## Written problem
Leave out the pictures and copy the remaining records exactly.

[begin Dataset records]

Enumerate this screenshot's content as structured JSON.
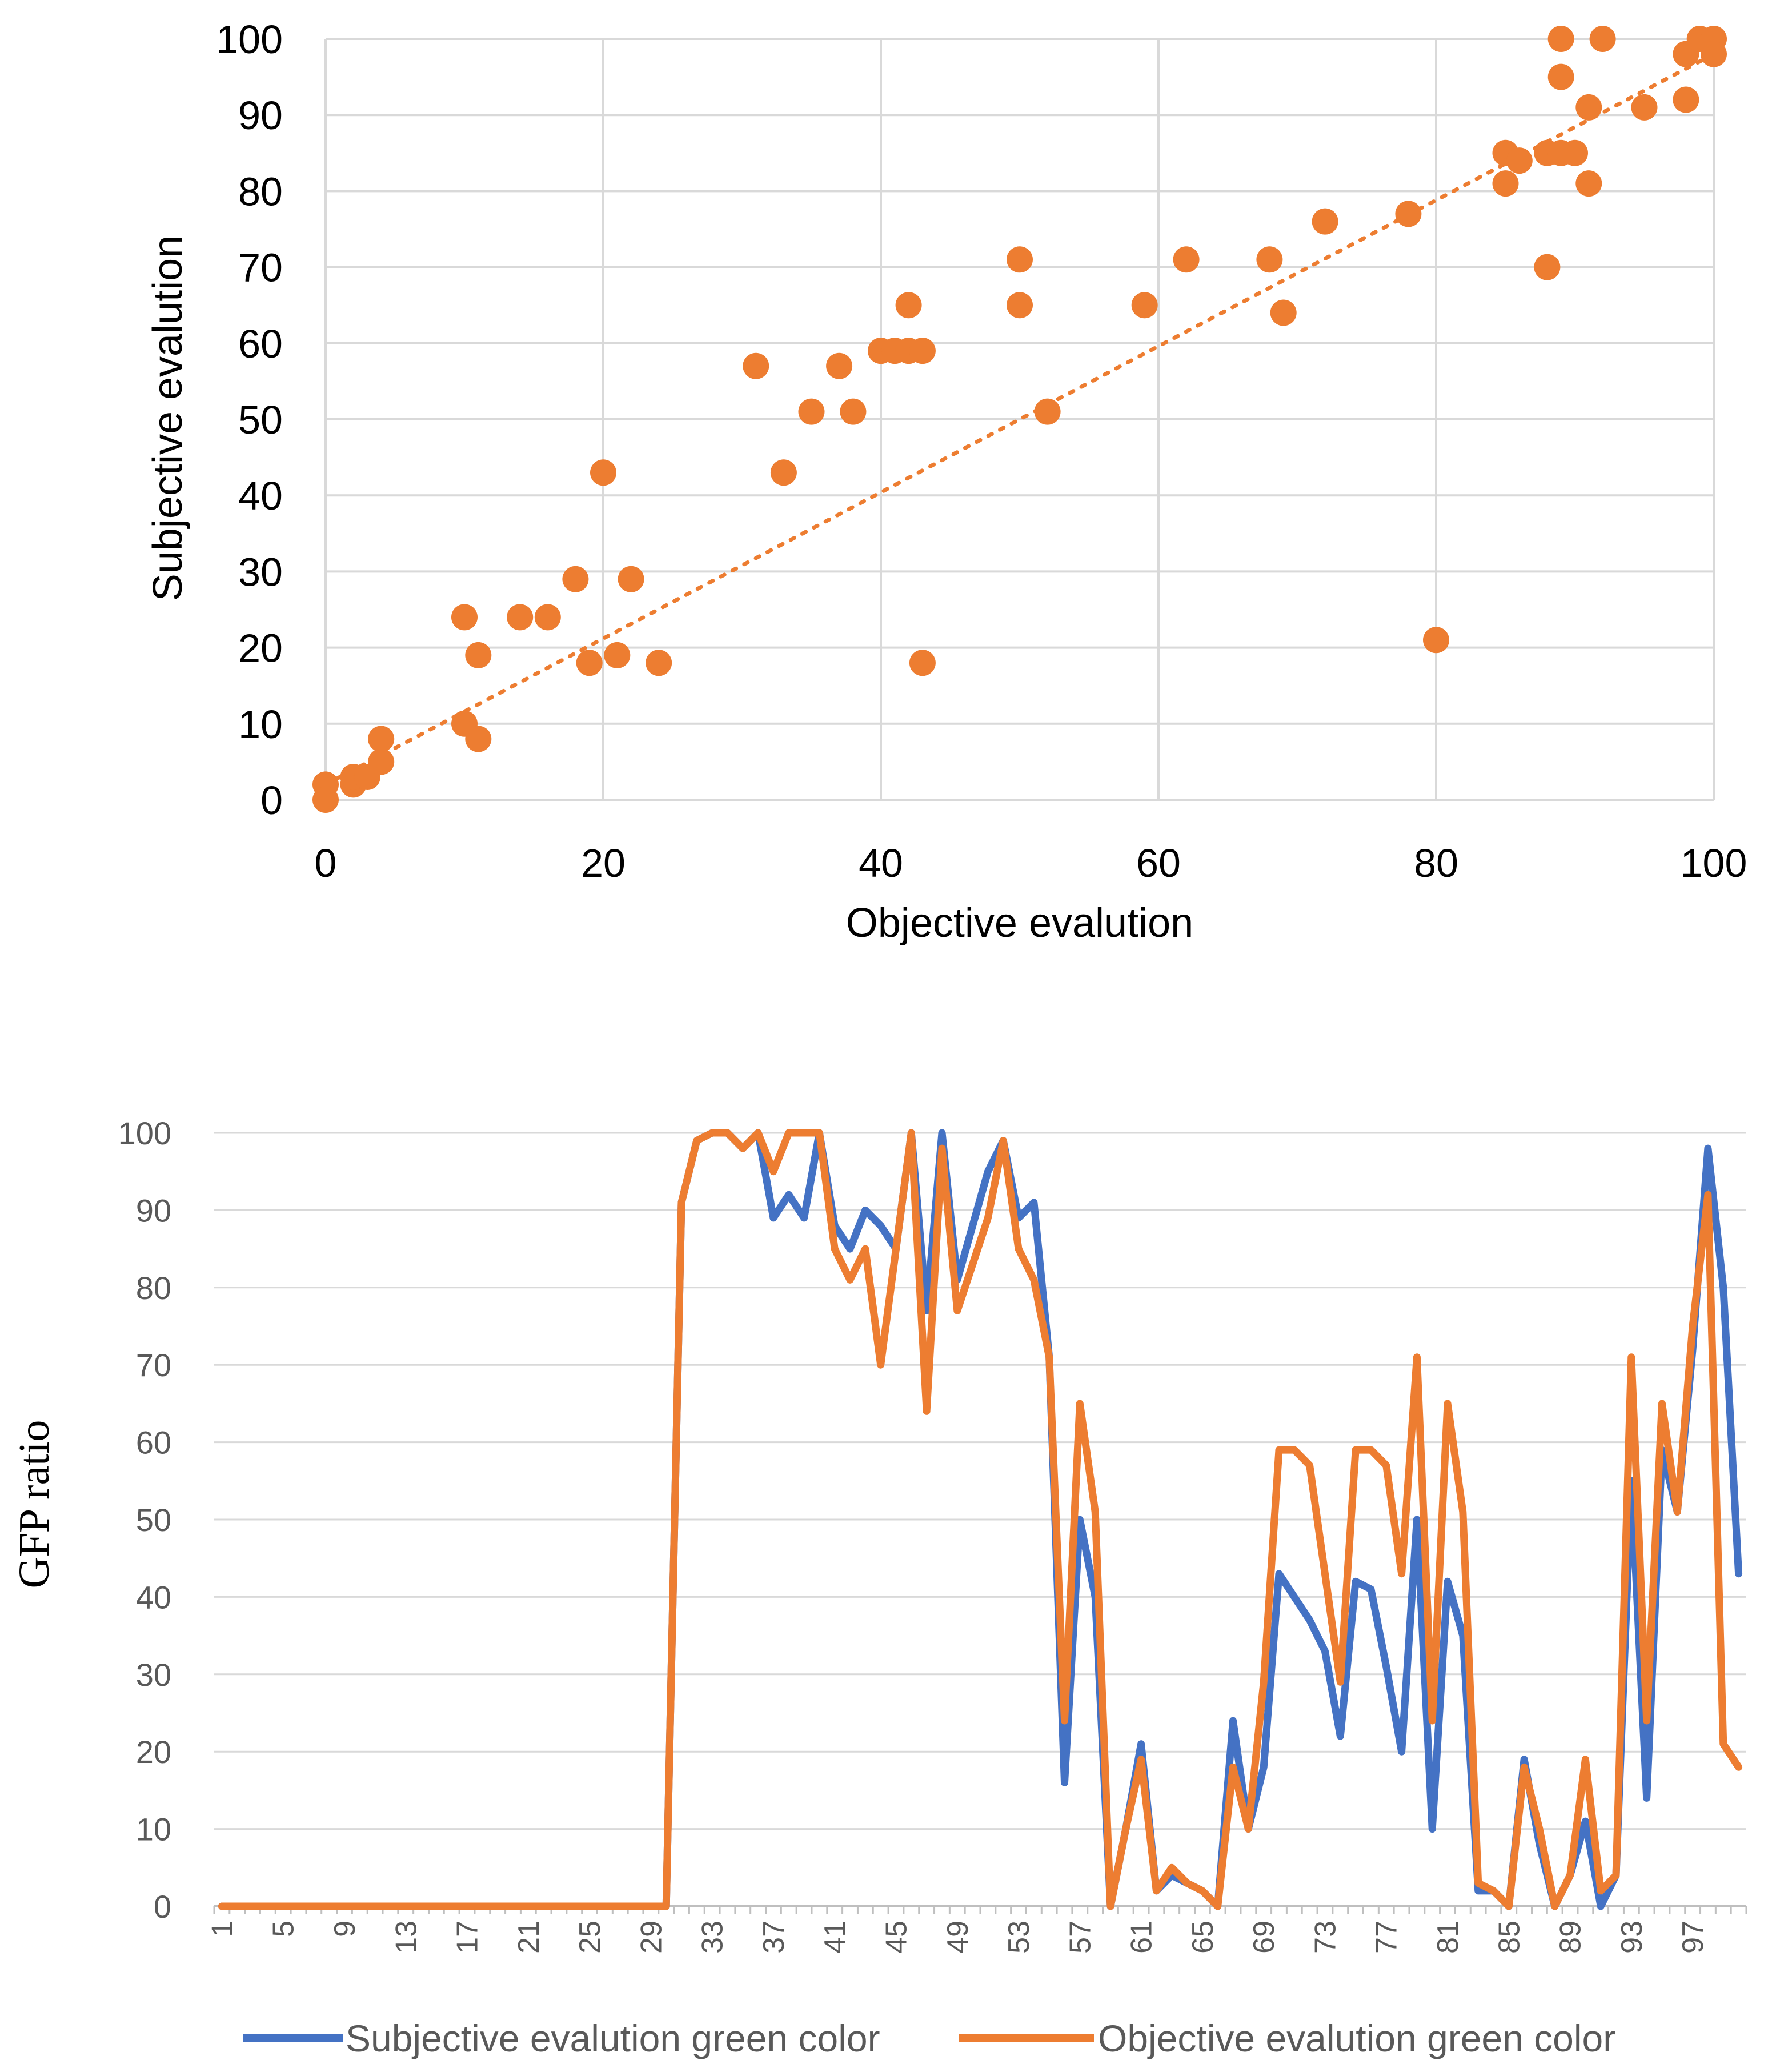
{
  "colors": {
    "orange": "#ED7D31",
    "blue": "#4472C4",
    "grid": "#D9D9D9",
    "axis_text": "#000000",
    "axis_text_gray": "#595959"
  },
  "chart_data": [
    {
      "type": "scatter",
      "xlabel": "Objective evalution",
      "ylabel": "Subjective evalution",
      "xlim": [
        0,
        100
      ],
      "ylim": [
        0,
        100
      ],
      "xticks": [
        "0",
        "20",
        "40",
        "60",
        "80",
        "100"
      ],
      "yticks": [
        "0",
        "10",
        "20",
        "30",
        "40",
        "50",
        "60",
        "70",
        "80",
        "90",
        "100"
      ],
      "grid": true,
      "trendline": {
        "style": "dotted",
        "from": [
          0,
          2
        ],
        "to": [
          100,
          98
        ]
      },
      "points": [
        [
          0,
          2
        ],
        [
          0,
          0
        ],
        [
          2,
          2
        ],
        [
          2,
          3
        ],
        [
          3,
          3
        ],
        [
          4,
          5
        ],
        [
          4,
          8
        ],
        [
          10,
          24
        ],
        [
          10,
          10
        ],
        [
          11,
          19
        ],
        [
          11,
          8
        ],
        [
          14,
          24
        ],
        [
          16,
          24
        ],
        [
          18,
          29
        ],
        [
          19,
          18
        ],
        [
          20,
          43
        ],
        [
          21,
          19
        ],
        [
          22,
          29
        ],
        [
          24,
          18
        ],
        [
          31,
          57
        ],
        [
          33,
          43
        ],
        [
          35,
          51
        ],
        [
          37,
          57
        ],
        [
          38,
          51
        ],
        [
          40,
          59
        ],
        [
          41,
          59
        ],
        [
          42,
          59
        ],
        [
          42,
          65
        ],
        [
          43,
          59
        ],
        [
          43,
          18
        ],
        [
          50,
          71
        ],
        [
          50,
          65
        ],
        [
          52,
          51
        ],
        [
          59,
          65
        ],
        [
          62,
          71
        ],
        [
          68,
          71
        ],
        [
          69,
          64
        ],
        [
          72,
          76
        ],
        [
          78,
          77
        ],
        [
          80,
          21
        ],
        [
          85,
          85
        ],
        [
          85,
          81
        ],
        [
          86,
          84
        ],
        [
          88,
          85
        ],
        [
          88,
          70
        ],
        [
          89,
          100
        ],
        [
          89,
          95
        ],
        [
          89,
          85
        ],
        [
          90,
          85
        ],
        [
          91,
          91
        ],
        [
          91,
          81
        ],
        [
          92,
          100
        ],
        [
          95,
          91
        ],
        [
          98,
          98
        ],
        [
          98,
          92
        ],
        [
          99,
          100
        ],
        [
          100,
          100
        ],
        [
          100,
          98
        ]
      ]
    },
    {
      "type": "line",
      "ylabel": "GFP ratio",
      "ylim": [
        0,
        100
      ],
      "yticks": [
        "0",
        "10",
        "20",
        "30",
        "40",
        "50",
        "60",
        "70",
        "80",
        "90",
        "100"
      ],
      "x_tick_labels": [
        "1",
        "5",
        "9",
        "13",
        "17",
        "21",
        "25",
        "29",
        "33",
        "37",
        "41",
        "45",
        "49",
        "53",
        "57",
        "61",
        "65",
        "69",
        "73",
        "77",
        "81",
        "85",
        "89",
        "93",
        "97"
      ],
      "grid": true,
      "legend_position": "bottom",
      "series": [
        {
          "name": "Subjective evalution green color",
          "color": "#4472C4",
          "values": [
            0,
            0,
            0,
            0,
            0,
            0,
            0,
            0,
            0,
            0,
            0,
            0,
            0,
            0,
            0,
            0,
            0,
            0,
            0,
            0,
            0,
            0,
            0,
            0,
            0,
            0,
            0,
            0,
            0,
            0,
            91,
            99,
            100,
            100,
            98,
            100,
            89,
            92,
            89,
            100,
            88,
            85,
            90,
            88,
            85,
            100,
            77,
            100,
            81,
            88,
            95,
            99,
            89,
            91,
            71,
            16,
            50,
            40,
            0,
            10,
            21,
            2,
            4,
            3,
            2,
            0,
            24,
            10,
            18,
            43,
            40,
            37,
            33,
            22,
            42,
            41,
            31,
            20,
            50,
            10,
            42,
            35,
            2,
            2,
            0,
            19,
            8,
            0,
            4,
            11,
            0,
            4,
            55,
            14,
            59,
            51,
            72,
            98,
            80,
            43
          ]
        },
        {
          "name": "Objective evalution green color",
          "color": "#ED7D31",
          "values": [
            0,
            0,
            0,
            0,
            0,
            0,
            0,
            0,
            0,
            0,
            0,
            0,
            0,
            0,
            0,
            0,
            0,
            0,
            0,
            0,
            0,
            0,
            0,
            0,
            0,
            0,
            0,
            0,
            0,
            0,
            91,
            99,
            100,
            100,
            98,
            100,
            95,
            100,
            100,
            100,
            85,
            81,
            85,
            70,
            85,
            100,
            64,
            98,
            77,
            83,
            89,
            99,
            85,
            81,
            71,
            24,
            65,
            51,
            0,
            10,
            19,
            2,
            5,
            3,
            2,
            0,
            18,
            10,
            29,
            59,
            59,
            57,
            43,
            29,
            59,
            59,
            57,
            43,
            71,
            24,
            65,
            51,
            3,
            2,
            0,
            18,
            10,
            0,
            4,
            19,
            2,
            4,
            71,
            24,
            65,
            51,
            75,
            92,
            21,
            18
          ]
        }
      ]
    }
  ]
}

[end Dataset records]

## Output of the task
Enumerate this screenshot's content as structured JSON.
{
  "colors": {
    "orange": "#ED7D31",
    "blue": "#4472C4",
    "grid": "#D9D9D9",
    "axis_text": "#000000",
    "axis_text_gray": "#595959"
  },
  "chart_data": [
    {
      "type": "scatter",
      "xlabel": "Objective evalution",
      "ylabel": "Subjective evalution",
      "xlim": [
        0,
        100
      ],
      "ylim": [
        0,
        100
      ],
      "xticks": [
        "0",
        "20",
        "40",
        "60",
        "80",
        "100"
      ],
      "yticks": [
        "0",
        "10",
        "20",
        "30",
        "40",
        "50",
        "60",
        "70",
        "80",
        "90",
        "100"
      ],
      "grid": true,
      "trendline": {
        "style": "dotted",
        "from": [
          0,
          2
        ],
        "to": [
          100,
          98
        ]
      },
      "points": [
        [
          0,
          2
        ],
        [
          0,
          0
        ],
        [
          2,
          2
        ],
        [
          2,
          3
        ],
        [
          3,
          3
        ],
        [
          4,
          5
        ],
        [
          4,
          8
        ],
        [
          10,
          24
        ],
        [
          10,
          10
        ],
        [
          11,
          19
        ],
        [
          11,
          8
        ],
        [
          14,
          24
        ],
        [
          16,
          24
        ],
        [
          18,
          29
        ],
        [
          19,
          18
        ],
        [
          20,
          43
        ],
        [
          21,
          19
        ],
        [
          22,
          29
        ],
        [
          24,
          18
        ],
        [
          31,
          57
        ],
        [
          33,
          43
        ],
        [
          35,
          51
        ],
        [
          37,
          57
        ],
        [
          38,
          51
        ],
        [
          40,
          59
        ],
        [
          41,
          59
        ],
        [
          42,
          59
        ],
        [
          42,
          65
        ],
        [
          43,
          59
        ],
        [
          43,
          18
        ],
        [
          50,
          71
        ],
        [
          50,
          65
        ],
        [
          52,
          51
        ],
        [
          59,
          65
        ],
        [
          62,
          71
        ],
        [
          68,
          71
        ],
        [
          69,
          64
        ],
        [
          72,
          76
        ],
        [
          78,
          77
        ],
        [
          80,
          21
        ],
        [
          85,
          85
        ],
        [
          85,
          81
        ],
        [
          86,
          84
        ],
        [
          88,
          85
        ],
        [
          88,
          70
        ],
        [
          89,
          100
        ],
        [
          89,
          95
        ],
        [
          89,
          85
        ],
        [
          90,
          85
        ],
        [
          91,
          91
        ],
        [
          91,
          81
        ],
        [
          92,
          100
        ],
        [
          95,
          91
        ],
        [
          98,
          98
        ],
        [
          98,
          92
        ],
        [
          99,
          100
        ],
        [
          100,
          100
        ],
        [
          100,
          98
        ]
      ]
    },
    {
      "type": "line",
      "ylabel": "GFP ratio",
      "ylim": [
        0,
        100
      ],
      "yticks": [
        "0",
        "10",
        "20",
        "30",
        "40",
        "50",
        "60",
        "70",
        "80",
        "90",
        "100"
      ],
      "x_tick_labels": [
        "1",
        "5",
        "9",
        "13",
        "17",
        "21",
        "25",
        "29",
        "33",
        "37",
        "41",
        "45",
        "49",
        "53",
        "57",
        "61",
        "65",
        "69",
        "73",
        "77",
        "81",
        "85",
        "89",
        "93",
        "97"
      ],
      "grid": true,
      "legend_position": "bottom",
      "series": [
        {
          "name": "Subjective evalution green color",
          "color": "#4472C4",
          "values": [
            0,
            0,
            0,
            0,
            0,
            0,
            0,
            0,
            0,
            0,
            0,
            0,
            0,
            0,
            0,
            0,
            0,
            0,
            0,
            0,
            0,
            0,
            0,
            0,
            0,
            0,
            0,
            0,
            0,
            0,
            91,
            99,
            100,
            100,
            98,
            100,
            89,
            92,
            89,
            100,
            88,
            85,
            90,
            88,
            85,
            100,
            77,
            100,
            81,
            88,
            95,
            99,
            89,
            91,
            71,
            16,
            50,
            40,
            0,
            10,
            21,
            2,
            4,
            3,
            2,
            0,
            24,
            10,
            18,
            43,
            40,
            37,
            33,
            22,
            42,
            41,
            31,
            20,
            50,
            10,
            42,
            35,
            2,
            2,
            0,
            19,
            8,
            0,
            4,
            11,
            0,
            4,
            55,
            14,
            59,
            51,
            72,
            98,
            80,
            43
          ]
        },
        {
          "name": "Objective evalution green color",
          "color": "#ED7D31",
          "values": [
            0,
            0,
            0,
            0,
            0,
            0,
            0,
            0,
            0,
            0,
            0,
            0,
            0,
            0,
            0,
            0,
            0,
            0,
            0,
            0,
            0,
            0,
            0,
            0,
            0,
            0,
            0,
            0,
            0,
            0,
            91,
            99,
            100,
            100,
            98,
            100,
            95,
            100,
            100,
            100,
            85,
            81,
            85,
            70,
            85,
            100,
            64,
            98,
            77,
            83,
            89,
            99,
            85,
            81,
            71,
            24,
            65,
            51,
            0,
            10,
            19,
            2,
            5,
            3,
            2,
            0,
            18,
            10,
            29,
            59,
            59,
            57,
            43,
            29,
            59,
            59,
            57,
            43,
            71,
            24,
            65,
            51,
            3,
            2,
            0,
            18,
            10,
            0,
            4,
            19,
            2,
            4,
            71,
            24,
            65,
            51,
            75,
            92,
            21,
            18
          ]
        }
      ]
    }
  ]
}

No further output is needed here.